Provide an exact transcription of all the records.

▶ _A run of records_
──────────

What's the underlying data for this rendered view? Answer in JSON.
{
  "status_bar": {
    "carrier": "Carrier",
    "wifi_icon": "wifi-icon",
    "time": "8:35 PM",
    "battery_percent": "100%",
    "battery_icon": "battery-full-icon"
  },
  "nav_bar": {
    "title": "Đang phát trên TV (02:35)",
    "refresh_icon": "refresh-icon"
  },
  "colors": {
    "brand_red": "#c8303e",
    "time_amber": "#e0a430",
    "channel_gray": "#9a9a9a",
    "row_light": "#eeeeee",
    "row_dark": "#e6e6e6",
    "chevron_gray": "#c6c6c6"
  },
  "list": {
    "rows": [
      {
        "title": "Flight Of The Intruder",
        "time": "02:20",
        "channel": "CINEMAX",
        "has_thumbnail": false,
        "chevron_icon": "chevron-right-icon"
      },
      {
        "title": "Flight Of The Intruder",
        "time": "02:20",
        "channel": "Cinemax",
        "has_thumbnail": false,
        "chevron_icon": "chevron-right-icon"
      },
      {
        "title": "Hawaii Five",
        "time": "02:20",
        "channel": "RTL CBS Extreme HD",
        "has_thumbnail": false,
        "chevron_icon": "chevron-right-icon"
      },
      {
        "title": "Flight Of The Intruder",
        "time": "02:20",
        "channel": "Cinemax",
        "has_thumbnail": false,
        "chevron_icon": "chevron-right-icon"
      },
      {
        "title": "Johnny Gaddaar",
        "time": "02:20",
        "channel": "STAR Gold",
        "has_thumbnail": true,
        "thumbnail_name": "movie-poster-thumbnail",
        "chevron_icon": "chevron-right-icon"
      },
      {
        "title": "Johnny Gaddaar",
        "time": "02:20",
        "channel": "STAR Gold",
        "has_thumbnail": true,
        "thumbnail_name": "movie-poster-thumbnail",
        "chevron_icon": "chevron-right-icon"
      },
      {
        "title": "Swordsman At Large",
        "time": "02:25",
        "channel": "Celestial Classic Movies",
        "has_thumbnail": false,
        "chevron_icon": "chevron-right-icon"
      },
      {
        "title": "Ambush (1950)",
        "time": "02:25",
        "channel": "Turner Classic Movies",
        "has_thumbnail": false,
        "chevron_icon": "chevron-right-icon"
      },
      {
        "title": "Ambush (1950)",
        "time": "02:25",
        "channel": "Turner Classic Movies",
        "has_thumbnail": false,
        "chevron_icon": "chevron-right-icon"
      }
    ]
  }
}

──────────

▶ _Solved problem_
What's the underlying data for this rendered view? Answer in JSON.
{
  "status_bar": {
    "carrier": "Carrier",
    "wifi_icon": "wifi-icon",
    "time": "8:35 PM",
    "battery_percent": "100%",
    "battery_icon": "battery-full-icon"
  },
  "nav_bar": {
    "title": "Đang phát trên TV (02:35)",
    "refresh_icon": "refresh-icon"
  },
  "colors": {
    "brand_red": "#c8303e",
    "time_amber": "#e0a430",
    "channel_gray": "#9a9a9a",
    "row_light": "#eeeeee",
    "row_dark": "#e6e6e6",
    "chevron_gray": "#c6c6c6"
  },
  "list": {
    "rows": [
      {
        "title": "Flight Of The Intruder",
        "time": "02:20",
        "channel": "CINEMAX",
        "has_thumbnail": false,
        "chevron_icon": "chevron-right-icon"
      },
      {
        "title": "Flight Of The Intruder",
        "time": "02:20",
        "channel": "Cinemax",
        "has_thumbnail": false,
        "chevron_icon": "chevron-right-icon"
      },
      {
        "title": "Hawaii Five",
        "time": "02:20",
        "channel": "RTL CBS Extreme HD",
        "has_thumbnail": false,
        "chevron_icon": "chevron-right-icon"
      },
      {
        "title": "Flight Of The Intruder",
        "time": "02:20",
        "channel": "Cinemax",
        "has_thumbnail": false,
        "chevron_icon": "chevron-right-icon"
      },
      {
        "title": "Johnny Gaddaar",
        "time": "02:20",
        "channel": "STAR Gold",
        "has_thumbnail": true,
        "thumbnail_name": "movie-poster-thumbnail",
        "chevron_icon": "chevron-right-icon"
      },
      {
        "title": "Johnny Gaddaar",
        "time": "02:20",
        "channel": "STAR Gold",
        "has_thumbnail": true,
        "thumbnail_name": "movie-poster-thumbnail",
        "chevron_icon": "chevron-right-icon"
      },
      {
        "title": "Swordsman At Large",
        "time": "02:25",
        "channel": "Celestial Classic Movies",
        "has_thumbnail": false,
        "chevron_icon": "chevron-right-icon"
      },
      {
        "title": "Ambush (1950)",
        "time": "02:25",
        "channel": "Turner Classic Movies",
        "has_thumbnail": false,
        "chevron_icon": "chevron-right-icon"
      },
      {
        "title": "Ambush (1950)",
        "time": "02:25",
        "channel": "Turner Classic Movies",
        "has_thumbnail": false,
        "chevron_icon": "chevron-right-icon"
      }
    ]
  }
}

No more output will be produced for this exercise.